(Stored items)
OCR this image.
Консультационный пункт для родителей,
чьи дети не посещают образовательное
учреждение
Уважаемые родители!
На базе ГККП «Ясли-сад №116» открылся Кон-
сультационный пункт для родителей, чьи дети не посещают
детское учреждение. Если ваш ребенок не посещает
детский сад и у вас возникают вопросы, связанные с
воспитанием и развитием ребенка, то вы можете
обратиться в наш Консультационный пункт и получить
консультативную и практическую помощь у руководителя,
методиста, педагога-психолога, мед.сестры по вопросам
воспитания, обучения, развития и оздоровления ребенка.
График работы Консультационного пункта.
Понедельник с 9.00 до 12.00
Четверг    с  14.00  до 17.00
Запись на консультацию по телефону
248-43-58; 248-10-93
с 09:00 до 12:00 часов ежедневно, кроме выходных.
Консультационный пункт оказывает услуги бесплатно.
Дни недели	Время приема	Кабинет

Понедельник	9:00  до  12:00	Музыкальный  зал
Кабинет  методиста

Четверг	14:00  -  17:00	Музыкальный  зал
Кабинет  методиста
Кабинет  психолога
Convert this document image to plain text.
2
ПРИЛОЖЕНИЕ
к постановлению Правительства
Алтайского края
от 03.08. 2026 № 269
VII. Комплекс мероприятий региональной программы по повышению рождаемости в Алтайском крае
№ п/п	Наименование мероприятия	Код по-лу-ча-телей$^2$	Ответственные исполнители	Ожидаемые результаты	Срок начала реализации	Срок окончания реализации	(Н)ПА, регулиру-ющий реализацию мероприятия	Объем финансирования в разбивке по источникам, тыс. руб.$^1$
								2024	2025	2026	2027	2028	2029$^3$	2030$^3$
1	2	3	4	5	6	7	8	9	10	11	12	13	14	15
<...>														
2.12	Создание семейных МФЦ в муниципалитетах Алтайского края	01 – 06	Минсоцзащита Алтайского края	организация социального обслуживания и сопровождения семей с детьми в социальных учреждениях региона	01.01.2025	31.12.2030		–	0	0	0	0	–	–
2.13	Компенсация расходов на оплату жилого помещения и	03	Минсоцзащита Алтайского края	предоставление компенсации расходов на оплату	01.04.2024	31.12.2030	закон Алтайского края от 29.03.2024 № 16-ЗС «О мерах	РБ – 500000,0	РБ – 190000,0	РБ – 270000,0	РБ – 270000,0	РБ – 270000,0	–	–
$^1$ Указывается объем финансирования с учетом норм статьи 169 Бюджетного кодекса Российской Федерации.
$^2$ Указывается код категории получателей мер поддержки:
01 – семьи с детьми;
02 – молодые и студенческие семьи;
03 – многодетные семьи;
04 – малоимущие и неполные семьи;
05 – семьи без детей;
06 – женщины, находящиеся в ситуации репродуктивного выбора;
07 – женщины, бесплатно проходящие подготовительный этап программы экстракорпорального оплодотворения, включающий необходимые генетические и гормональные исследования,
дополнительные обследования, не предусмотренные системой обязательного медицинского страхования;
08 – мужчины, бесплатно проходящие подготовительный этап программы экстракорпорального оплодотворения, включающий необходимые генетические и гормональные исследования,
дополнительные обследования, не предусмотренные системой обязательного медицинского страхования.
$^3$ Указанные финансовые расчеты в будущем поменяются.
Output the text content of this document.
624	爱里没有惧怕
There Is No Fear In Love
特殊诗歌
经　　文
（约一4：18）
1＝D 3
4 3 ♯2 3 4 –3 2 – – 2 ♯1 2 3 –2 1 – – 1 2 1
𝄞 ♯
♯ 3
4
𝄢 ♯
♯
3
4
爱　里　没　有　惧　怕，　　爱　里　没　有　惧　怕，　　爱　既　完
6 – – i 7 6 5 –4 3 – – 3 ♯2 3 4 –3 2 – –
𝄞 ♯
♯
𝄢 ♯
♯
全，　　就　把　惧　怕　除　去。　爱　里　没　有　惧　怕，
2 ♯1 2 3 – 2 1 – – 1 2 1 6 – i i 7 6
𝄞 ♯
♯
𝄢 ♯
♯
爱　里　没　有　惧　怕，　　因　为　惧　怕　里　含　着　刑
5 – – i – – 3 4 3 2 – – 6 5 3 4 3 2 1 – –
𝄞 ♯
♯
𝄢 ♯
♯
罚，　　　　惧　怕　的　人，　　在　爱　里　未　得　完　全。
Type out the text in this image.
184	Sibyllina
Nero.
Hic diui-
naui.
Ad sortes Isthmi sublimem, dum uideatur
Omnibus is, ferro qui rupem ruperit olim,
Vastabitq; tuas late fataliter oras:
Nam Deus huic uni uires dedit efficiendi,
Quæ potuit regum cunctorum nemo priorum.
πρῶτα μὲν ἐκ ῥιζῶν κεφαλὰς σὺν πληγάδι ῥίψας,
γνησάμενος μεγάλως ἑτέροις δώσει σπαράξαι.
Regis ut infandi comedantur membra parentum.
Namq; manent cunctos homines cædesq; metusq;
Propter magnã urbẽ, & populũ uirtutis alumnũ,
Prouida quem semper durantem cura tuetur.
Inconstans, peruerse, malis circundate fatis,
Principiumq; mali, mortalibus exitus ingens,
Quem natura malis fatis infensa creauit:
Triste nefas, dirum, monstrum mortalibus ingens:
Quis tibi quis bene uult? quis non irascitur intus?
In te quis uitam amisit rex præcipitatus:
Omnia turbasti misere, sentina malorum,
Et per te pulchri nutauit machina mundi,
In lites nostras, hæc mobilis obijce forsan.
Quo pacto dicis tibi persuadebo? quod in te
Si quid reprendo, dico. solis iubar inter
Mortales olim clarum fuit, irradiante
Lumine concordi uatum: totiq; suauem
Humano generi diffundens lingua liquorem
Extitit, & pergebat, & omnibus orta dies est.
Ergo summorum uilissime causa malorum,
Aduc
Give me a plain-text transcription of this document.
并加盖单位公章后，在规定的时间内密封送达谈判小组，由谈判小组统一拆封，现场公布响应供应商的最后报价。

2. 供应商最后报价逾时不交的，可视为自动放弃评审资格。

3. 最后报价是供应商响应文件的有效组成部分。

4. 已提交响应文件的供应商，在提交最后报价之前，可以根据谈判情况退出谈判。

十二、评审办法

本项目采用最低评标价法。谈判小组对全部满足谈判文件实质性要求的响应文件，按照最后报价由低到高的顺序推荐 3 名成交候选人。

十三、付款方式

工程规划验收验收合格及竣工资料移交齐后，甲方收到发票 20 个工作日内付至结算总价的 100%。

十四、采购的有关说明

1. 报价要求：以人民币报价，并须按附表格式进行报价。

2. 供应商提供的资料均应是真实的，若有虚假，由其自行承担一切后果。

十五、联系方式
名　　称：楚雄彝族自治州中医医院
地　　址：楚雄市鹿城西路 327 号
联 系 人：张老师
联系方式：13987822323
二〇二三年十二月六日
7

### Task directions
Gather each line of the listing that holds the string "olim".

### Response to the task
Omnibus is, ferro qui rupem ruperit olim,
Mortales olim clarum fuit, irradiante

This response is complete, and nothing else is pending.